EXERCISE INPUT
══════════
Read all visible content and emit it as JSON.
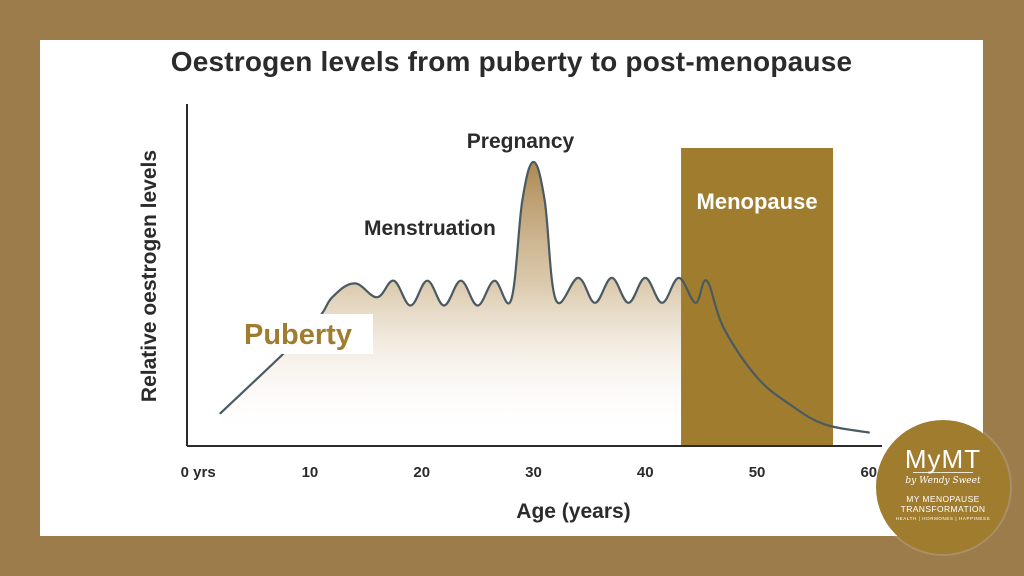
{
  "chart_data": {
    "type": "line",
    "title": "Oestrogen levels from puberty to post-menopause",
    "xlabel": "Age (years)",
    "ylabel": "Relative oestrogen levels",
    "xlim": [
      -1,
      61
    ],
    "ylim": [
      0,
      100
    ],
    "x_ticks": [
      0,
      10,
      20,
      30,
      40,
      50,
      60
    ],
    "x_tick_labels": [
      "0 yrs",
      "10",
      "20",
      "30",
      "40",
      "50",
      "60"
    ],
    "grid": false,
    "series": [
      {
        "values": [
          {
            "x": 2,
            "y": 9
          },
          {
            "x": 10,
            "y": 40
          },
          {
            "x": 12,
            "y": 51
          },
          {
            "x": 14,
            "y": 56
          },
          {
            "x": 16,
            "y": 51
          },
          {
            "x": 17.5,
            "y": 57
          },
          {
            "x": 19,
            "y": 48
          },
          {
            "x": 20.5,
            "y": 57
          },
          {
            "x": 22,
            "y": 48
          },
          {
            "x": 23.5,
            "y": 57
          },
          {
            "x": 25,
            "y": 48
          },
          {
            "x": 26.5,
            "y": 57
          },
          {
            "x": 28,
            "y": 50
          },
          {
            "x": 29,
            "y": 86
          },
          {
            "x": 30,
            "y": 100
          },
          {
            "x": 31,
            "y": 86
          },
          {
            "x": 32,
            "y": 50
          },
          {
            "x": 34,
            "y": 58
          },
          {
            "x": 35.5,
            "y": 49
          },
          {
            "x": 37,
            "y": 58
          },
          {
            "x": 38.5,
            "y": 49
          },
          {
            "x": 40,
            "y": 58
          },
          {
            "x": 41.5,
            "y": 49
          },
          {
            "x": 43,
            "y": 58
          },
          {
            "x": 44.5,
            "y": 49
          },
          {
            "x": 45.5,
            "y": 57
          },
          {
            "x": 47,
            "y": 40
          },
          {
            "x": 50,
            "y": 22
          },
          {
            "x": 53,
            "y": 12
          },
          {
            "x": 56,
            "y": 5
          },
          {
            "x": 60,
            "y": 2
          }
        ]
      }
    ],
    "menopause_band": {
      "x_start": 43.2,
      "x_end": 56.8,
      "label": "Menopause"
    },
    "annotations": {
      "pregnancy": "Pregnancy",
      "menstruation": "Menstruation",
      "puberty": "Puberty"
    },
    "colors": {
      "line": "#4a5a63",
      "band": "#a07c2f",
      "fill_top": "#b08a4b",
      "accent_text": "#a07c2f",
      "text": "#2b2b2b"
    }
  },
  "logo": {
    "brand": "MyMT",
    "byline": "by Wendy Sweet",
    "tagline": "MY MENOPAUSE TRANSFORMATION",
    "sub": "HEALTH | HORMONES | HAPPINESS"
  }
}
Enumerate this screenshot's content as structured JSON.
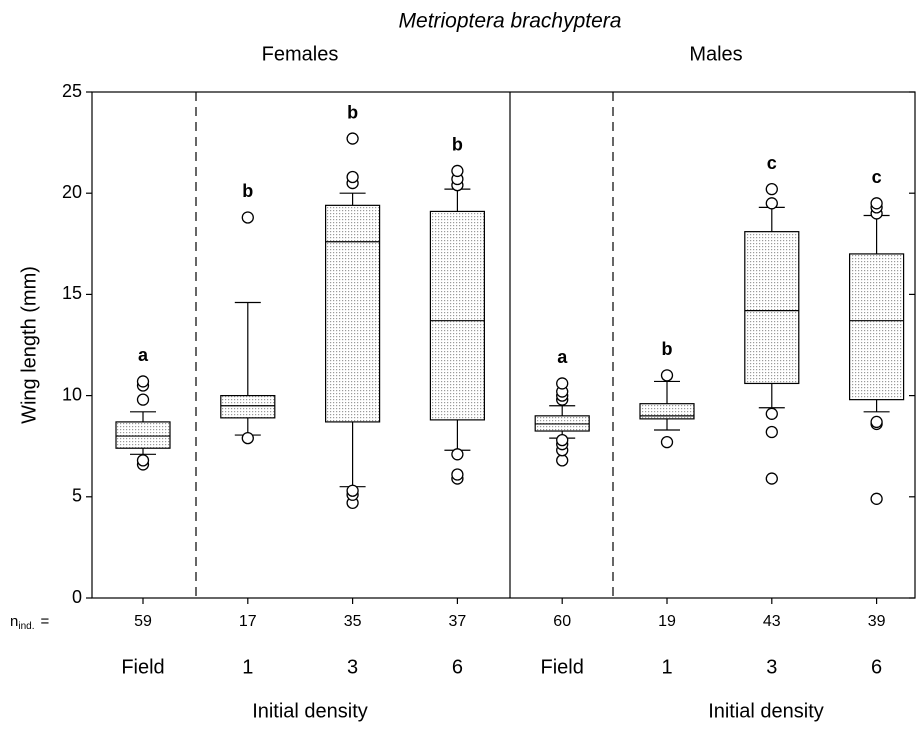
{
  "chart_data": {
    "type": "box",
    "title": "Metrioptera brachyptera",
    "group_labels": [
      "Females",
      "Males"
    ],
    "ylabel": "Wing length (mm)",
    "xlabel": "Initial density",
    "n_label": {
      "main": "n",
      "sub": "ind.",
      "eq": "="
    },
    "categories": [
      "Field",
      "1",
      "3",
      "6",
      "Field",
      "1",
      "3",
      "6"
    ],
    "n": [
      59,
      17,
      35,
      37,
      60,
      19,
      43,
      39
    ],
    "significance": [
      "a",
      "b",
      "b",
      "b",
      "a",
      "b",
      "c",
      "c"
    ],
    "box_color": "#9a9a9a",
    "ylim": [
      0,
      25
    ],
    "yticks": [
      0,
      5,
      10,
      15,
      20,
      25
    ],
    "boxes": [
      {
        "whisker_low": 7.1,
        "q1": 7.4,
        "median": 8.0,
        "q3": 8.7,
        "whisker_high": 9.2,
        "outliers": [
          6.6,
          6.8,
          9.8,
          10.5,
          10.7
        ]
      },
      {
        "whisker_low": 8.05,
        "q1": 8.9,
        "median": 9.5,
        "q3": 10.0,
        "whisker_high": 14.6,
        "outliers": [
          7.9,
          18.8
        ]
      },
      {
        "whisker_low": 5.5,
        "q1": 8.7,
        "median": 17.6,
        "q3": 19.4,
        "whisker_high": 20.0,
        "outliers": [
          4.7,
          5.1,
          5.3,
          20.5,
          20.8,
          22.7
        ]
      },
      {
        "whisker_low": 7.3,
        "q1": 8.8,
        "median": 13.7,
        "q3": 19.1,
        "whisker_high": 20.2,
        "outliers": [
          5.9,
          6.1,
          7.1,
          20.4,
          20.7,
          21.1
        ]
      },
      {
        "whisker_low": 7.9,
        "q1": 8.25,
        "median": 8.6,
        "q3": 9.0,
        "whisker_high": 9.5,
        "outliers": [
          6.8,
          7.3,
          7.6,
          7.8,
          9.8,
          10.0,
          10.2,
          10.6
        ]
      },
      {
        "whisker_low": 8.3,
        "q1": 8.85,
        "median": 9.0,
        "q3": 9.6,
        "whisker_high": 10.7,
        "outliers": [
          7.7,
          11.0
        ]
      },
      {
        "whisker_low": 9.4,
        "q1": 10.6,
        "median": 14.2,
        "q3": 18.1,
        "whisker_high": 19.3,
        "outliers": [
          5.9,
          8.2,
          9.1,
          19.5,
          20.2
        ]
      },
      {
        "whisker_low": 9.2,
        "q1": 9.8,
        "median": 13.7,
        "q3": 17.0,
        "whisker_high": 18.9,
        "outliers": [
          4.9,
          8.6,
          8.7,
          19.0,
          19.3,
          19.5
        ]
      }
    ]
  }
}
══════════
TO DO
List the lines of the material in which the word "levels" occurs.

OUTPUT FOR THIS EXERCISE
    "title": "Oestrogen levels from puberty to post-menopause",
    "ylabel": "Relative oestrogen levels",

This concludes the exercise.